## [Raw records]
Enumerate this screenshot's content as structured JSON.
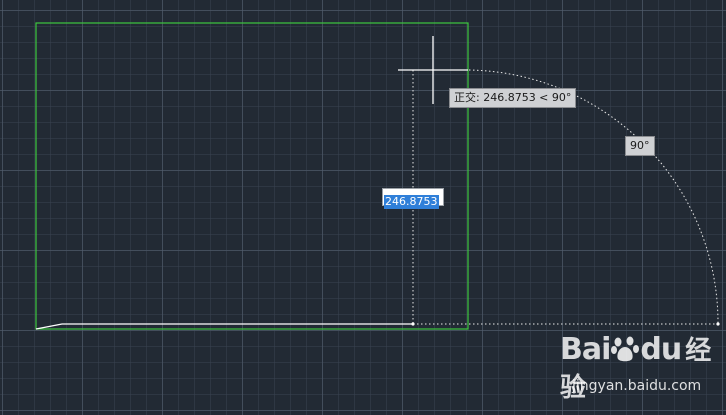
{
  "tooltips": {
    "ortho": "正交: 246.8753 < 90°",
    "angle": "90°"
  },
  "dynamic_input": {
    "value": "246.8753"
  },
  "watermark": {
    "logo_text": "Bai du",
    "brand": "经验",
    "url": "jingyan.baidu.com"
  },
  "colors": {
    "background": "#222a34",
    "grid_major": "#546070",
    "boundary": "#3ec83e",
    "rubber_line": "#ffffff",
    "tooltip_bg": "#cfd1d4",
    "input_highlight": "#2f7fd9"
  }
}
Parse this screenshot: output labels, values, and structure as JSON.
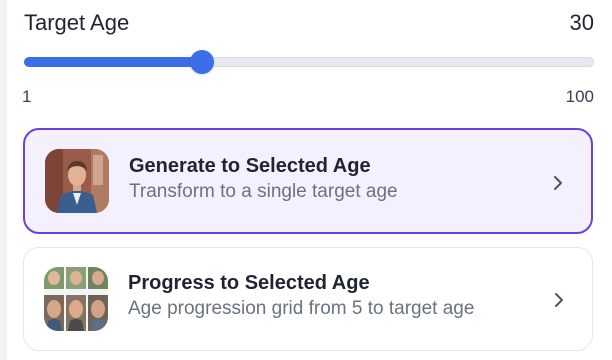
{
  "header": {
    "title": "Target Age",
    "value": "30"
  },
  "slider": {
    "min_label": "1",
    "max_label": "100",
    "min": 1,
    "max": 100,
    "value": 30,
    "color": "#3b6ee8"
  },
  "options": [
    {
      "title": "Generate to Selected Age",
      "subtitle": "Transform to a single target age",
      "selected": true,
      "icon": "portrait-thumbnail",
      "chevron": "chevron-right-icon"
    },
    {
      "title": "Progress to Selected Age",
      "subtitle": "Age progression grid from 5 to target age",
      "selected": false,
      "icon": "age-grid-thumbnail",
      "chevron": "chevron-right-icon"
    }
  ],
  "colors": {
    "accent": "#3b6ee8",
    "selected_border": "#6b3fe0",
    "selected_bg": "#f4f0fd"
  }
}
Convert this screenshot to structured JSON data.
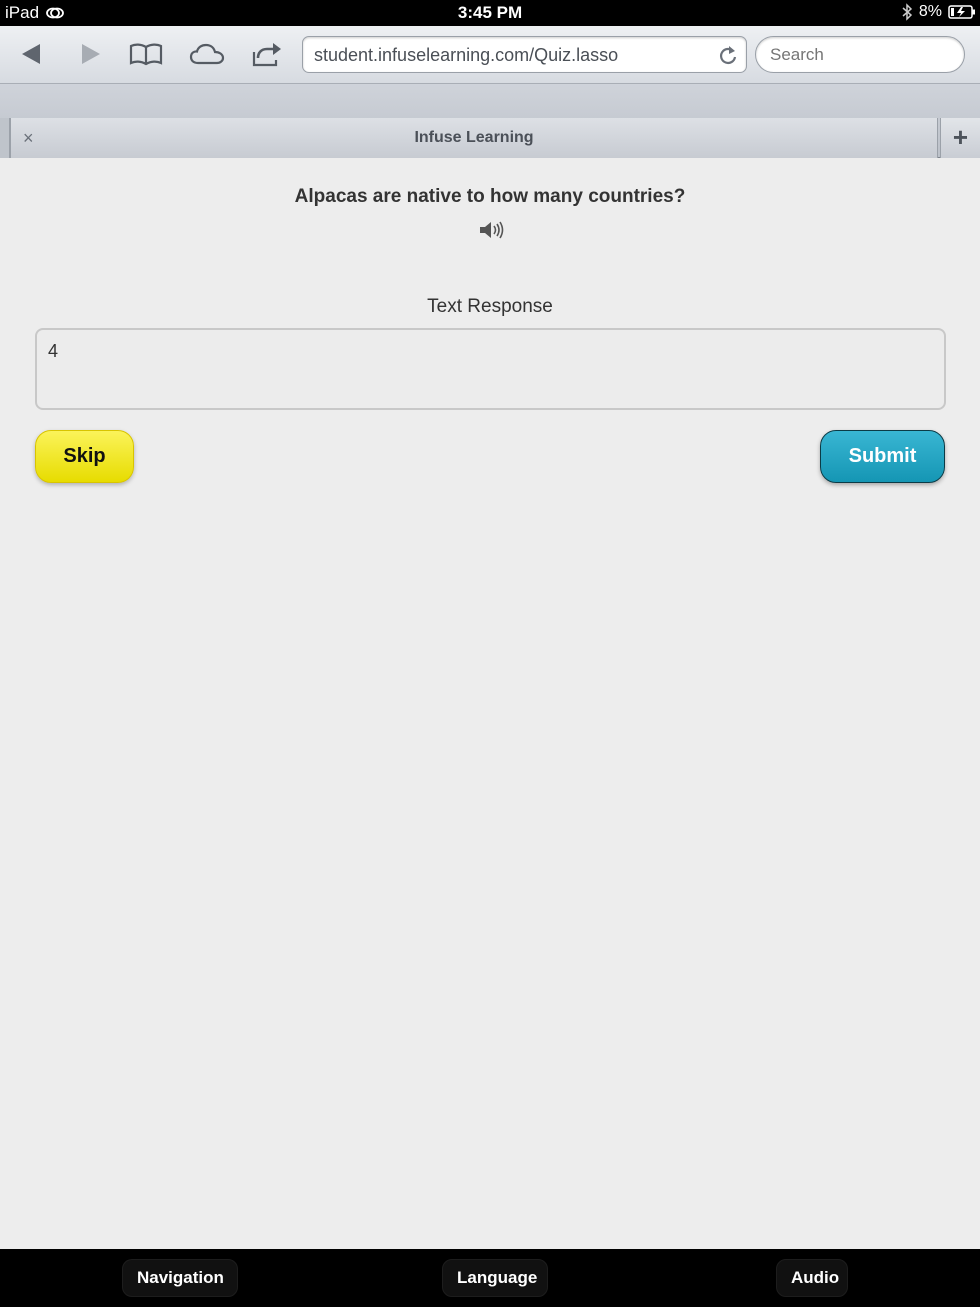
{
  "status_bar": {
    "device": "iPad",
    "time": "3:45 PM",
    "battery": "8%"
  },
  "browser": {
    "url": "student.infuselearning.com/Quiz.lasso",
    "search_placeholder": "Search",
    "tab_title": "Infuse Learning",
    "tab_close": "×",
    "new_tab": "+"
  },
  "quiz": {
    "question": "Alpacas are native to how many countries?",
    "response_label": "Text Response",
    "answer_value": "4",
    "skip_label": "Skip",
    "submit_label": "Submit",
    "colors": {
      "skip": "#f2ea2a",
      "submit": "#22a6c4"
    }
  },
  "bottom_bar": {
    "navigation_label": "Navigation",
    "language_label": "Language",
    "audio_label": "Audio"
  }
}
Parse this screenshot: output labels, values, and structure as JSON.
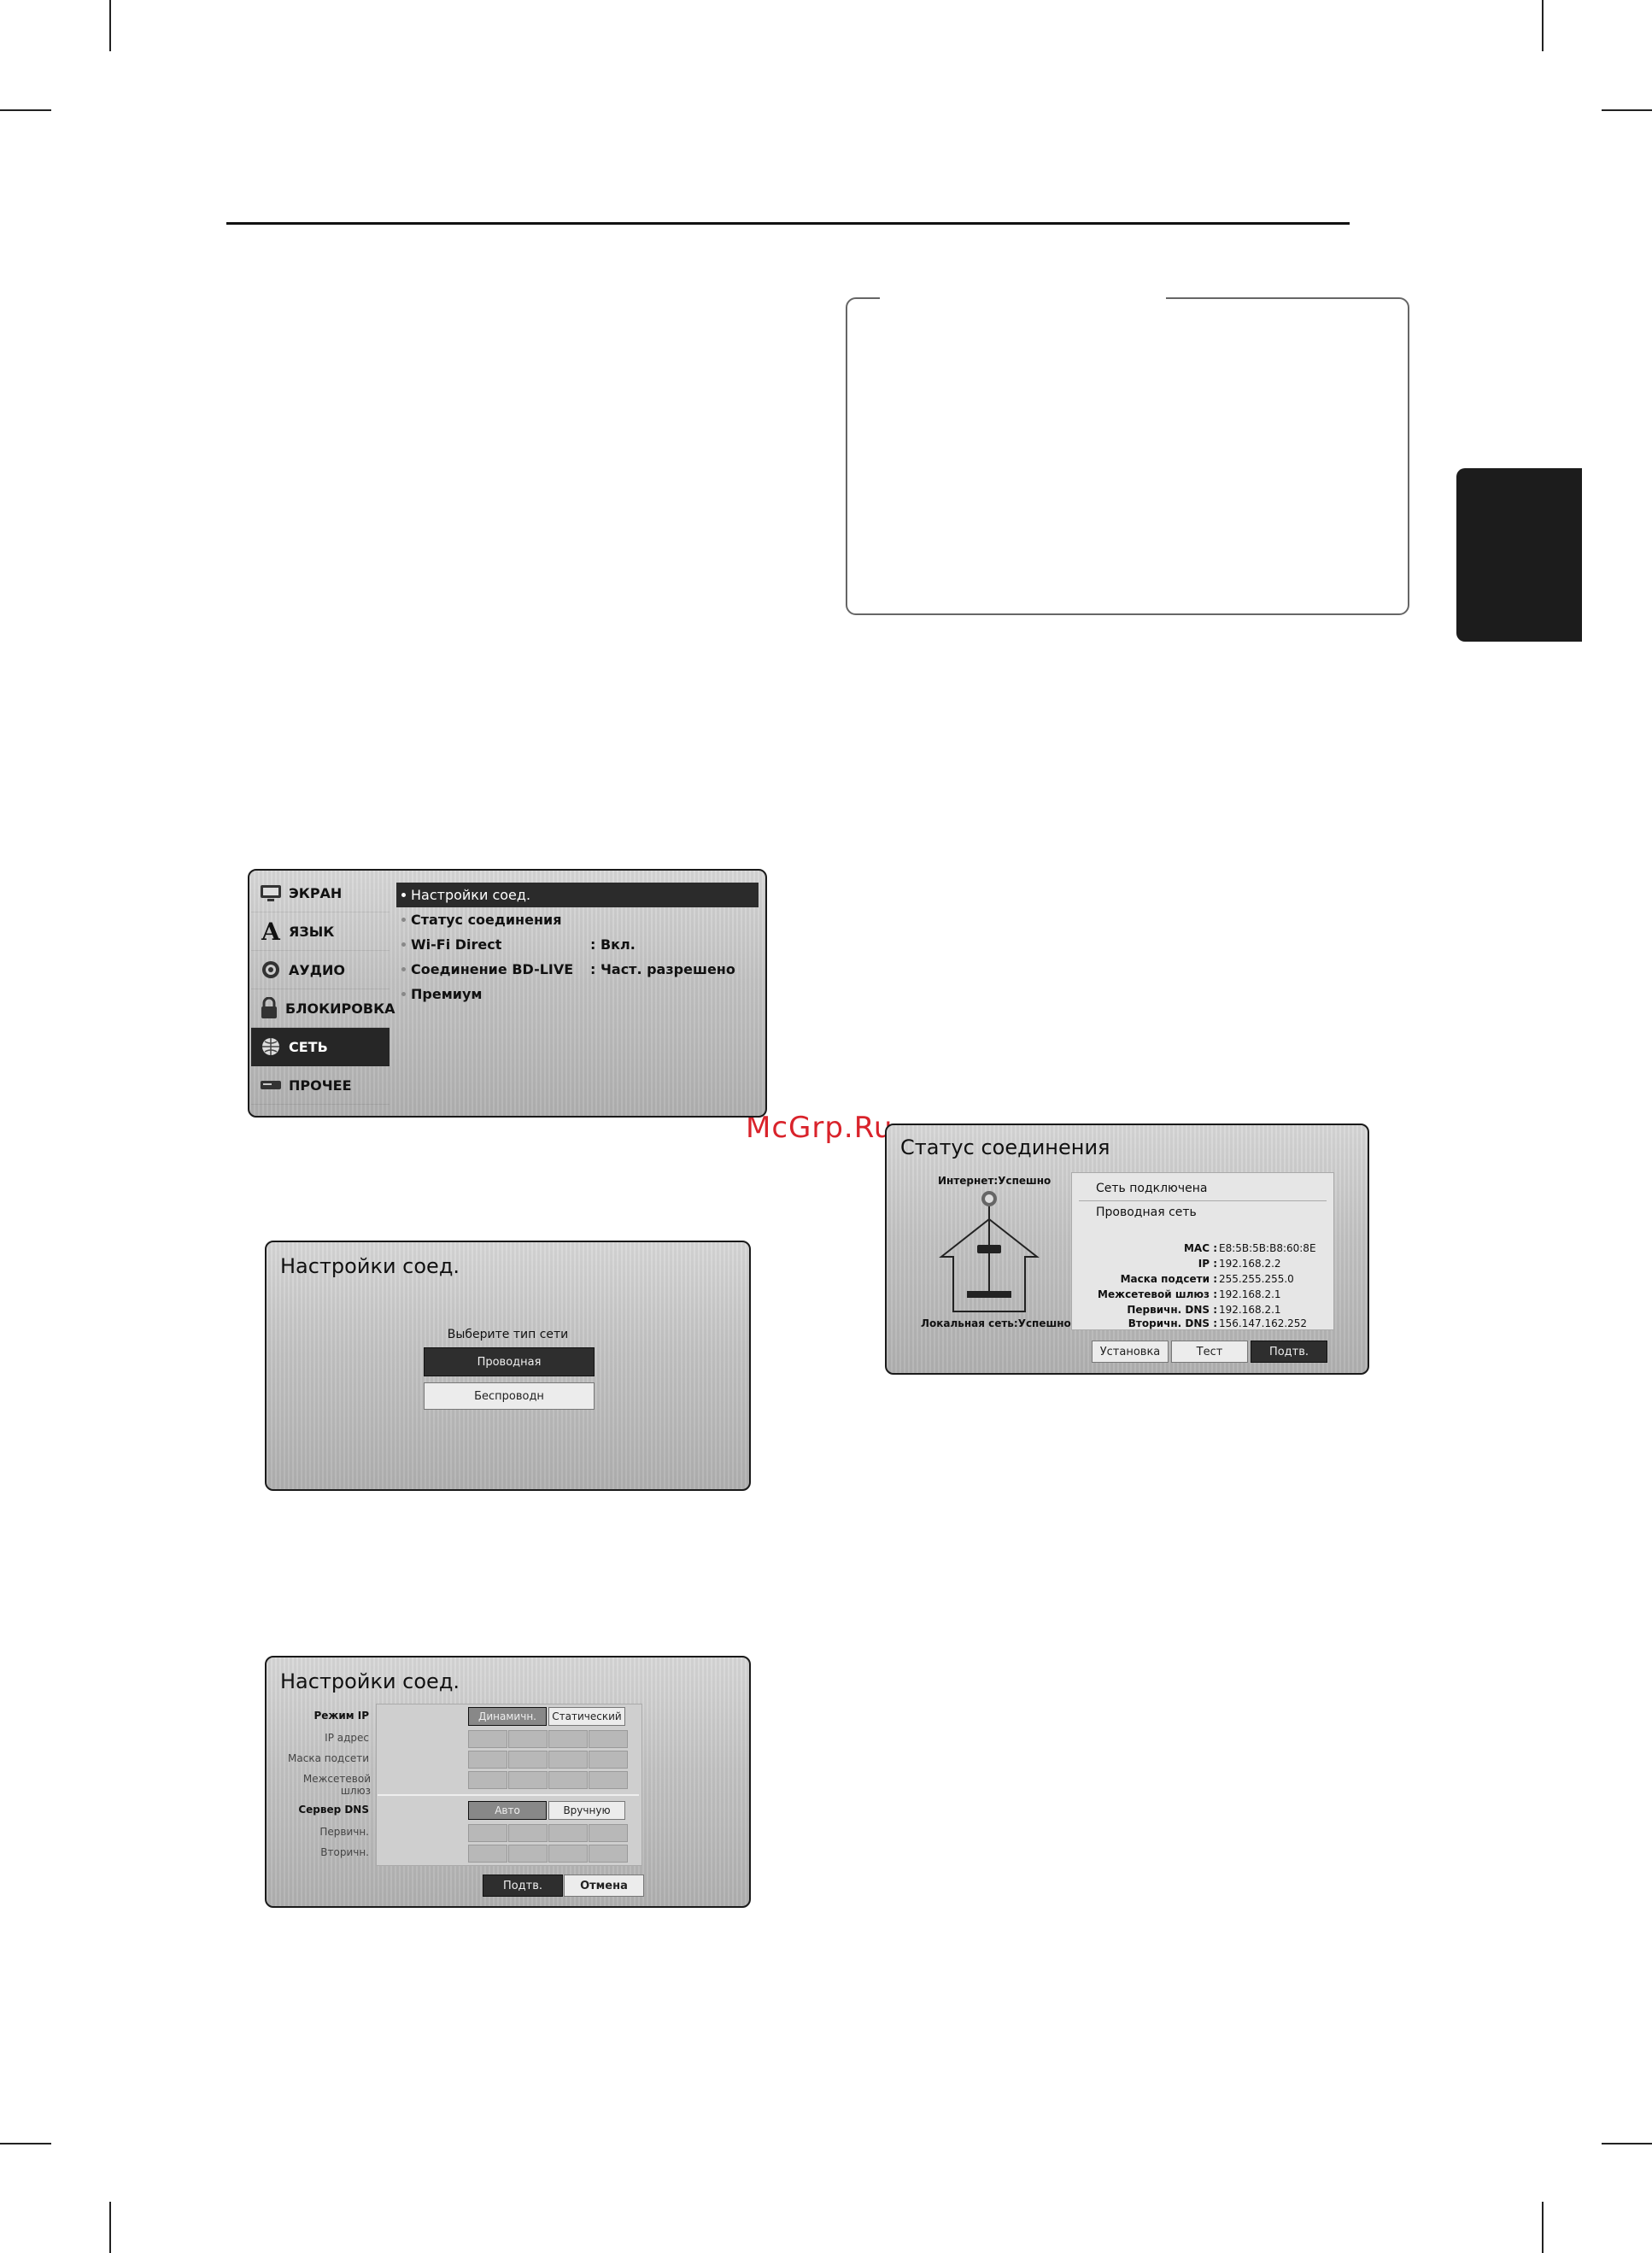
{
  "watermark": "McGrp.Ru",
  "setup_menu": {
    "categories": [
      "ЭКРАН",
      "ЯЗЫК",
      "АУДИО",
      "БЛОКИРОВКА",
      "СЕТЬ",
      "ПРОЧЕЕ"
    ],
    "selected_category": "СЕТЬ",
    "options": [
      {
        "label": "Настройки соед.",
        "value": ""
      },
      {
        "label": "Статус соединения",
        "value": ""
      },
      {
        "label": "Wi-Fi Direct",
        "value": ": Вкл."
      },
      {
        "label": "Соединение BD-LIVE",
        "value": ": Част. разрешено"
      },
      {
        "label": "Премиум",
        "value": ""
      }
    ]
  },
  "network_type_dialog": {
    "title": "Настройки соед.",
    "prompt": "Выберите тип сети",
    "wired": "Проводная",
    "wireless": "Беспроводн"
  },
  "ip_dialog": {
    "title": "Настройки соед.",
    "ip_mode_label": "Режим IP",
    "ip_mode_dynamic": "Динамичн.",
    "ip_mode_static": "Статический",
    "ip_address_label": "IP адрес",
    "subnet_label": "Маска подсети",
    "gateway_label": "Межсетевой шлюз",
    "dns_label": "Сервер DNS",
    "dns_auto": "Авто",
    "dns_manual": "Вручную",
    "primary_label": "Первичн.",
    "secondary_label": "Вторичн.",
    "ok": "Подтв.",
    "cancel": "Отмена"
  },
  "status_dialog": {
    "title": "Статус соединения",
    "internet_status": "Интернет:Успешно",
    "local_status": "Локальная сеть:Успешно",
    "connected": "Сеть подключена",
    "network_type": "Проводная сеть",
    "fields": [
      {
        "key": "MAC :",
        "value": "E8:5B:5B:B8:60:8E"
      },
      {
        "key": "IP :",
        "value": "192.168.2.2"
      },
      {
        "key": "Маска подсети :",
        "value": "255.255.255.0"
      },
      {
        "key": "Межсетевой шлюз :",
        "value": "192.168.2.1"
      },
      {
        "key": "Первичн. DNS :",
        "value": "192.168.2.1"
      },
      {
        "key": "Вторичн. DNS :",
        "value": "156.147.162.252"
      }
    ],
    "btn_setup": "Установка",
    "btn_test": "Тест",
    "btn_ok": "Подтв."
  }
}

## [Written problem]
Copy the whole listing above word for word but do not carry over the pictures.

## [Solution for this problem]
Enumerate this screenshot's content as structured JSON.
{
  "tooltips": {
    "ortho": "正交: 246.8753 < 90°",
    "angle": "90°"
  },
  "dynamic_input": {
    "value": "246.8753"
  },
  "watermark": {
    "logo_text": "Bai du",
    "brand": "经验",
    "url": "jingyan.baidu.com"
  },
  "colors": {
    "background": "#222a34",
    "grid_major": "#546070",
    "boundary": "#3ec83e",
    "rubber_line": "#ffffff",
    "tooltip_bg": "#cfd1d4",
    "input_highlight": "#2f7fd9"
  }
}
Parse this screenshot: output labels, values, and structure as JSON.
{
  "header": {
    "title": "Target Age",
    "value": "30"
  },
  "slider": {
    "min_label": "1",
    "max_label": "100",
    "min": 1,
    "max": 100,
    "value": 30,
    "color": "#3b6ee8"
  },
  "options": [
    {
      "title": "Generate to Selected Age",
      "subtitle": "Transform to a single target age",
      "selected": true,
      "icon": "portrait-thumbnail",
      "chevron": "chevron-right-icon"
    },
    {
      "title": "Progress to Selected Age",
      "subtitle": "Age progression grid from 5 to target age",
      "selected": false,
      "icon": "age-grid-thumbnail",
      "chevron": "chevron-right-icon"
    }
  ],
  "colors": {
    "accent": "#3b6ee8",
    "selected_border": "#6b3fe0",
    "selected_bg": "#f4f0fd"
  }
}
Convert this screenshot to structured JSON data.
{
  "status_bar": {
    "device": "iPad",
    "time": "3:45 PM",
    "battery": "8%"
  },
  "browser": {
    "url": "student.infuselearning.com/Quiz.lasso",
    "search_placeholder": "Search",
    "tab_title": "Infuse Learning",
    "tab_close": "×",
    "new_tab": "+"
  },
  "quiz": {
    "question": "Alpacas are native to how many countries?",
    "response_label": "Text Response",
    "answer_value": "4",
    "skip_label": "Skip",
    "submit_label": "Submit",
    "colors": {
      "skip": "#f2ea2a",
      "submit": "#22a6c4"
    }
  },
  "bottom_bar": {
    "navigation_label": "Navigation",
    "language_label": "Language",
    "audio_label": "Audio"
  }
}
Parse this screenshot: output labels, values, and structure as JSON.
{
  "watermark": "McGrp.Ru",
  "setup_menu": {
    "categories": [
      "ЭКРАН",
      "ЯЗЫК",
      "АУДИО",
      "БЛОКИРОВКА",
      "СЕТЬ",
      "ПРОЧЕЕ"
    ],
    "selected_category": "СЕТЬ",
    "options": [
      {
        "label": "Настройки соед.",
        "value": ""
      },
      {
        "label": "Статус соединения",
        "value": ""
      },
      {
        "label": "Wi-Fi Direct",
        "value": ": Вкл."
      },
      {
        "label": "Соединение BD-LIVE",
        "value": ": Част. разрешено"
      },
      {
        "label": "Премиум",
        "value": ""
      }
    ]
  },
  "network_type_dialog": {
    "title": "Настройки соед.",
    "prompt": "Выберите тип сети",
    "wired": "Проводная",
    "wireless": "Беспроводн"
  },
  "ip_dialog": {
    "title": "Настройки соед.",
    "ip_mode_label": "Режим IP",
    "ip_mode_dynamic": "Динамичн.",
    "ip_mode_static": "Статический",
    "ip_address_label": "IP адрес",
    "subnet_label": "Маска подсети",
    "gateway_label": "Межсетевой шлюз",
    "dns_label": "Сервер DNS",
    "dns_auto": "Авто",
    "dns_manual": "Вручную",
    "primary_label": "Первичн.",
    "secondary_label": "Вторичн.",
    "ok": "Подтв.",
    "cancel": "Отмена"
  },
  "status_dialog": {
    "title": "Статус соединения",
    "internet_status": "Интернет:Успешно",
    "local_status": "Локальная сеть:Успешно",
    "connected": "Сеть подключена",
    "network_type": "Проводная сеть",
    "fields": [
      {
        "key": "MAC :",
        "value": "E8:5B:5B:B8:60:8E"
      },
      {
        "key": "IP :",
        "value": "192.168.2.2"
      },
      {
        "key": "Маска подсети :",
        "value": "255.255.255.0"
      },
      {
        "key": "Межсетевой шлюз :",
        "value": "192.168.2.1"
      },
      {
        "key": "Первичн. DNS :",
        "value": "192.168.2.1"
      },
      {
        "key": "Вторичн. DNS :",
        "value": "156.147.162.252"
      }
    ],
    "btn_setup": "Установка",
    "btn_test": "Тест",
    "btn_ok": "Подтв."
  }
}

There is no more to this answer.